--- BEGIN ---

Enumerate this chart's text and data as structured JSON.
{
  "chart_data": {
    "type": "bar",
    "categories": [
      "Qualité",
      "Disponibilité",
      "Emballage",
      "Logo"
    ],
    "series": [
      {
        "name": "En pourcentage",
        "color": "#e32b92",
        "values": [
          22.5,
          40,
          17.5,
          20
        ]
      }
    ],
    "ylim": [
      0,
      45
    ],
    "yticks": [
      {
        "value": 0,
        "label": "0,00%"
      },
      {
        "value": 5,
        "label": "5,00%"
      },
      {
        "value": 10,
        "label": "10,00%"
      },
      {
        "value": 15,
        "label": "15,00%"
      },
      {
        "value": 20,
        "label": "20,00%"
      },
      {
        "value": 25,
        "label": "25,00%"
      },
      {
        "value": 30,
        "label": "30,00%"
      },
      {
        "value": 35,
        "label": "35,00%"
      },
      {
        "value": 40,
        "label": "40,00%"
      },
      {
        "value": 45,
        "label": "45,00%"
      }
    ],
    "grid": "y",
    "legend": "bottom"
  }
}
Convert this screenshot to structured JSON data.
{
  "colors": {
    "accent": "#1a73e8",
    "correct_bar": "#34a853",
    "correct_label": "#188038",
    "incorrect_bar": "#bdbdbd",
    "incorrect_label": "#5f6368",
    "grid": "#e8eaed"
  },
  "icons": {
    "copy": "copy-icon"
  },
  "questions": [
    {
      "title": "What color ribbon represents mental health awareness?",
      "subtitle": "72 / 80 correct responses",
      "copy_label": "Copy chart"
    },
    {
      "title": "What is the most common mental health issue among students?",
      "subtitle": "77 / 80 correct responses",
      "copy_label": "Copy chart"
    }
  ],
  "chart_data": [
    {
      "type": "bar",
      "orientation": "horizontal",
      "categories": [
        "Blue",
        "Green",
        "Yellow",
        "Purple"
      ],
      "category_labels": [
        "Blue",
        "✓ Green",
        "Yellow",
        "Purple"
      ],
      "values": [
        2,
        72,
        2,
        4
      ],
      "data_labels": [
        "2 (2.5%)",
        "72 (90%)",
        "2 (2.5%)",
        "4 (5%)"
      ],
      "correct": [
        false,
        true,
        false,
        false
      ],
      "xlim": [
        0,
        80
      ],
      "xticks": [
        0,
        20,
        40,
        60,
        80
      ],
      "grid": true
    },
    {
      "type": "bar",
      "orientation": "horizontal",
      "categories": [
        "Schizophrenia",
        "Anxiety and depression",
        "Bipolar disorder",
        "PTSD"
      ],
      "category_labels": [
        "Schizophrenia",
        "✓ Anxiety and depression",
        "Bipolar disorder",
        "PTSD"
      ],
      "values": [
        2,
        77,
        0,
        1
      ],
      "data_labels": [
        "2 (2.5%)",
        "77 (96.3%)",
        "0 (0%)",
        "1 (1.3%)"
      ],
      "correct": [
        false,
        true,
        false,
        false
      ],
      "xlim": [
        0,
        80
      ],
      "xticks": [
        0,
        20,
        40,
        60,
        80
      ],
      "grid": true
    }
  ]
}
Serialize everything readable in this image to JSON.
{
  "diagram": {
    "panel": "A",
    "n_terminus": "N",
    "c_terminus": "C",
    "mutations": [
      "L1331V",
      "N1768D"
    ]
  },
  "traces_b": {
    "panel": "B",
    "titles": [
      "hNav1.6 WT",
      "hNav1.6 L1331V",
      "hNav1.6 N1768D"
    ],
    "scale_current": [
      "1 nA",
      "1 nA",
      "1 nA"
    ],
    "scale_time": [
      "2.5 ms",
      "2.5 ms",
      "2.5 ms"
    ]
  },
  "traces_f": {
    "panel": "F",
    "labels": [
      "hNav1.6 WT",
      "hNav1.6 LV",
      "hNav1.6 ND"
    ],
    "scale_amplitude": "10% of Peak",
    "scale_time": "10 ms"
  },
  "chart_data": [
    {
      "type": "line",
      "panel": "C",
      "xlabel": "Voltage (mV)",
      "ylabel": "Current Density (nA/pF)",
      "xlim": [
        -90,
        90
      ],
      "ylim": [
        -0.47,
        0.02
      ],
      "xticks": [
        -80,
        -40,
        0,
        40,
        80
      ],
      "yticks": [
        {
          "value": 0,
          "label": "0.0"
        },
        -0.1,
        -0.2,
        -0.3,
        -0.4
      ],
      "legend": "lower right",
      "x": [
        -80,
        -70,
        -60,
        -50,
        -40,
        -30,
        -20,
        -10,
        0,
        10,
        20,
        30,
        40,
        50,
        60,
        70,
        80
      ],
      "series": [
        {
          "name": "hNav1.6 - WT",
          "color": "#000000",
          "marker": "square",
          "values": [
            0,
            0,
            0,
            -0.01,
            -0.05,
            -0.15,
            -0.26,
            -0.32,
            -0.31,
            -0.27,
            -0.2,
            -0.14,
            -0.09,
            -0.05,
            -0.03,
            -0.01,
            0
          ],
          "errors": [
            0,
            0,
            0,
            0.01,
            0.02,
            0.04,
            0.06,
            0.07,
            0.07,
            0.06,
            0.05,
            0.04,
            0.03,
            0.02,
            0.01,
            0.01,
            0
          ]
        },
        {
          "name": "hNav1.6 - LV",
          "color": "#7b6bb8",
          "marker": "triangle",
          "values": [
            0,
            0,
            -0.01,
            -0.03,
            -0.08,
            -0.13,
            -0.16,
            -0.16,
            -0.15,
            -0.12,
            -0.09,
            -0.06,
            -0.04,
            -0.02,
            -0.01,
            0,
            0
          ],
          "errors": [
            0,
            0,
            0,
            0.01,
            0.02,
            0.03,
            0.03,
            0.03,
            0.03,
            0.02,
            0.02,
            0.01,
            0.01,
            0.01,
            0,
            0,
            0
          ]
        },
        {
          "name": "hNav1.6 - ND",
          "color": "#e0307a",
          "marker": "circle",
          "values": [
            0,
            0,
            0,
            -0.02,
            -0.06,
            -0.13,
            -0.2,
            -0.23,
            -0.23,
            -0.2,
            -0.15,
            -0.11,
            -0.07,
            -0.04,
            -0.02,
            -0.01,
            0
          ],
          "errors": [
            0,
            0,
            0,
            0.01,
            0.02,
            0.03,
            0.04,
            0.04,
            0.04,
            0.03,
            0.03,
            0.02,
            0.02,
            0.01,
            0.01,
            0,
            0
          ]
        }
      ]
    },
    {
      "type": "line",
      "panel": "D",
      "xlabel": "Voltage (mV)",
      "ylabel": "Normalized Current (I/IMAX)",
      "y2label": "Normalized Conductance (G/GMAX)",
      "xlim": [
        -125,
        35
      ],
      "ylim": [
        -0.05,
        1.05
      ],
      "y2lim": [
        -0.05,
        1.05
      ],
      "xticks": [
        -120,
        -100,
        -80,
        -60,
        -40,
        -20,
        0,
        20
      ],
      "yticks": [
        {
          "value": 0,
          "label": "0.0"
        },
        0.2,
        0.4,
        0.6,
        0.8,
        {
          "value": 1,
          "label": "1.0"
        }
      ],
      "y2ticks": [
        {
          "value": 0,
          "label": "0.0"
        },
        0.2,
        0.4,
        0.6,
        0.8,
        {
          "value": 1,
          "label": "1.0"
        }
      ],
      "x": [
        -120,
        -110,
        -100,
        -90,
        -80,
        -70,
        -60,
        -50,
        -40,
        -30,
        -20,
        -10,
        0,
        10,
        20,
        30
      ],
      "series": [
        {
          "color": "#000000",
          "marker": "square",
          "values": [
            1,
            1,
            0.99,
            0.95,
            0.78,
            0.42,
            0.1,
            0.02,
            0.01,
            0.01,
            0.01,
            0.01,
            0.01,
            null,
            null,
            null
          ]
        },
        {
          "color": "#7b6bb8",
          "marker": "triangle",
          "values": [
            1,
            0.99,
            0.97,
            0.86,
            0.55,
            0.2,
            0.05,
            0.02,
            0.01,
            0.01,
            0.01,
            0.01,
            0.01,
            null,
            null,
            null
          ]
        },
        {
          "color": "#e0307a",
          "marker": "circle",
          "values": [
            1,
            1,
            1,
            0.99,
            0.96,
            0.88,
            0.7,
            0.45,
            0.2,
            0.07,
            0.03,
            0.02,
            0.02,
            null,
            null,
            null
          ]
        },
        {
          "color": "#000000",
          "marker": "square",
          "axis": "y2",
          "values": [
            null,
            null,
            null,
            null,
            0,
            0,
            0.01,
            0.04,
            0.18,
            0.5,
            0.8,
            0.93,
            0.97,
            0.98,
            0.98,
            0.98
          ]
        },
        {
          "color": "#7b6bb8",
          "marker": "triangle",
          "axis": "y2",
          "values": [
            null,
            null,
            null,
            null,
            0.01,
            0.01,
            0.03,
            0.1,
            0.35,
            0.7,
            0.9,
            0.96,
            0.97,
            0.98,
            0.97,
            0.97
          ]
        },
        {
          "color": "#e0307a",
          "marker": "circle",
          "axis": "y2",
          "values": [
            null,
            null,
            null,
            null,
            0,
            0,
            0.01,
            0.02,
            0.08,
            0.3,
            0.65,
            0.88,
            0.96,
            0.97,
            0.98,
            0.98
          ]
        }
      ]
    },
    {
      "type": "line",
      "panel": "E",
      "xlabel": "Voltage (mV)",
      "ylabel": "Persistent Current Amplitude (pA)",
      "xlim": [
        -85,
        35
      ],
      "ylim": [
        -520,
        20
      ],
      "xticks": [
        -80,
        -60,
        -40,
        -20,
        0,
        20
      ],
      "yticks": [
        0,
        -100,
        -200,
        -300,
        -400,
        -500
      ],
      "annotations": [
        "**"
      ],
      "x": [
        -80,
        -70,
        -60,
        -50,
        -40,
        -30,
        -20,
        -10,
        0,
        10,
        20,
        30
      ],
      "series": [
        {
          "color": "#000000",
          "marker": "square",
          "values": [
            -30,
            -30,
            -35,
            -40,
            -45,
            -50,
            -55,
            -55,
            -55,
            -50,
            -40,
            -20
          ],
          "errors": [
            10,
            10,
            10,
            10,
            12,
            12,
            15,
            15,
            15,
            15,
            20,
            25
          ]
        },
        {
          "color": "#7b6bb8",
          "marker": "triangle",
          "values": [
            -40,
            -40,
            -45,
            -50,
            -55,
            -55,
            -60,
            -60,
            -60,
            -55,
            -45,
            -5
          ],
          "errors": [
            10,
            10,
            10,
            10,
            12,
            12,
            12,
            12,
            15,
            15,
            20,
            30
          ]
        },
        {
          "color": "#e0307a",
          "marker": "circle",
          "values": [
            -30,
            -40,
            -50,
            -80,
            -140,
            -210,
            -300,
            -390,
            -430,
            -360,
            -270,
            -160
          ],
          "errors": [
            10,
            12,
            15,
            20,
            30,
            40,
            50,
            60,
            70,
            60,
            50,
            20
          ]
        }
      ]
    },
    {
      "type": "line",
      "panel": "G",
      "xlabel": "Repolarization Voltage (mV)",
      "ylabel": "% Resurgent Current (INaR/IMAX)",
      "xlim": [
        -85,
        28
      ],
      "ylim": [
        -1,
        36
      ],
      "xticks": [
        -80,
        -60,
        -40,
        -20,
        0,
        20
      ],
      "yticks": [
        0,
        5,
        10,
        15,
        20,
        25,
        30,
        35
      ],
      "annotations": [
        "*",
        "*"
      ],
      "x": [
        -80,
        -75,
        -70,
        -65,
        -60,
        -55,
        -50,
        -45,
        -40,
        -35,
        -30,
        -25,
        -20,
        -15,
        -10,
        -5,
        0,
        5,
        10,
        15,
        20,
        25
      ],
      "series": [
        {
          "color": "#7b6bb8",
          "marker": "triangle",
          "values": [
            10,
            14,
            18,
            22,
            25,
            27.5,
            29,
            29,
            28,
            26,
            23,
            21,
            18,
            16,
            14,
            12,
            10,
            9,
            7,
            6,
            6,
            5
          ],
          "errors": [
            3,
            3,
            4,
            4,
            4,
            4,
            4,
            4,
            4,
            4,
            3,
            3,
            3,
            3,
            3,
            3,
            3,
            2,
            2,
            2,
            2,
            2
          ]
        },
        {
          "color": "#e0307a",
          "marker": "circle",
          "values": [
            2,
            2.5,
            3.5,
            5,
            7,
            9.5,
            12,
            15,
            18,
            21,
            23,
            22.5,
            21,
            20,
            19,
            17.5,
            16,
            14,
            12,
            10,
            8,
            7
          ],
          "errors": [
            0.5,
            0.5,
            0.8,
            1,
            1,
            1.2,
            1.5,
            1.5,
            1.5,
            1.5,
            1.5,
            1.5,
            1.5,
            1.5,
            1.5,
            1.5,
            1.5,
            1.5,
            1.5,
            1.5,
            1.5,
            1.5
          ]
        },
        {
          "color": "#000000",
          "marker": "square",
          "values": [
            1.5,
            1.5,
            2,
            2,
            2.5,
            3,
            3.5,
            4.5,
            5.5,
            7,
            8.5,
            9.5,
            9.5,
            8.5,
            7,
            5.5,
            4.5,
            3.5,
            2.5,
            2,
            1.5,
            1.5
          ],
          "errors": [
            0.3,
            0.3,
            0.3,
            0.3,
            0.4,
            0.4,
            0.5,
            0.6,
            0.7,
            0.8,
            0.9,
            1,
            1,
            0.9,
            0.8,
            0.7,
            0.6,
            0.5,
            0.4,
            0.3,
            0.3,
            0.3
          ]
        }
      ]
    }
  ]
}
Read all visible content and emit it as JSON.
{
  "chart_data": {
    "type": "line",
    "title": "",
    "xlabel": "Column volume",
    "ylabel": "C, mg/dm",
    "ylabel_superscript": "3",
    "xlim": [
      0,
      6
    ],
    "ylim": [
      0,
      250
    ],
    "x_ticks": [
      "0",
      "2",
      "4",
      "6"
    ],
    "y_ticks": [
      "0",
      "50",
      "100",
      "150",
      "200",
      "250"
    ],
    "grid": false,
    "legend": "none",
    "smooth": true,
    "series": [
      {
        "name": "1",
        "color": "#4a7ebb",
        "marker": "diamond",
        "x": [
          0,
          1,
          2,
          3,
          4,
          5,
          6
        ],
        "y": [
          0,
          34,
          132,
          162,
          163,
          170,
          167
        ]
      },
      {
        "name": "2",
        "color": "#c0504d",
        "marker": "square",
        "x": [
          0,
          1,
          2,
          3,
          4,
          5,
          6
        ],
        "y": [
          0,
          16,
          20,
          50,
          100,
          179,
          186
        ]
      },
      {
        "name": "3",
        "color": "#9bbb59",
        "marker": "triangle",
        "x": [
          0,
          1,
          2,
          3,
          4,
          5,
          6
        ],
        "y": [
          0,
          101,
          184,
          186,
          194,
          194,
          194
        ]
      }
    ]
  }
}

--- END ---

What the task asks —
Report how many lines in the entries hold the string "panel". Nothing but the number is wanted.

The result —
7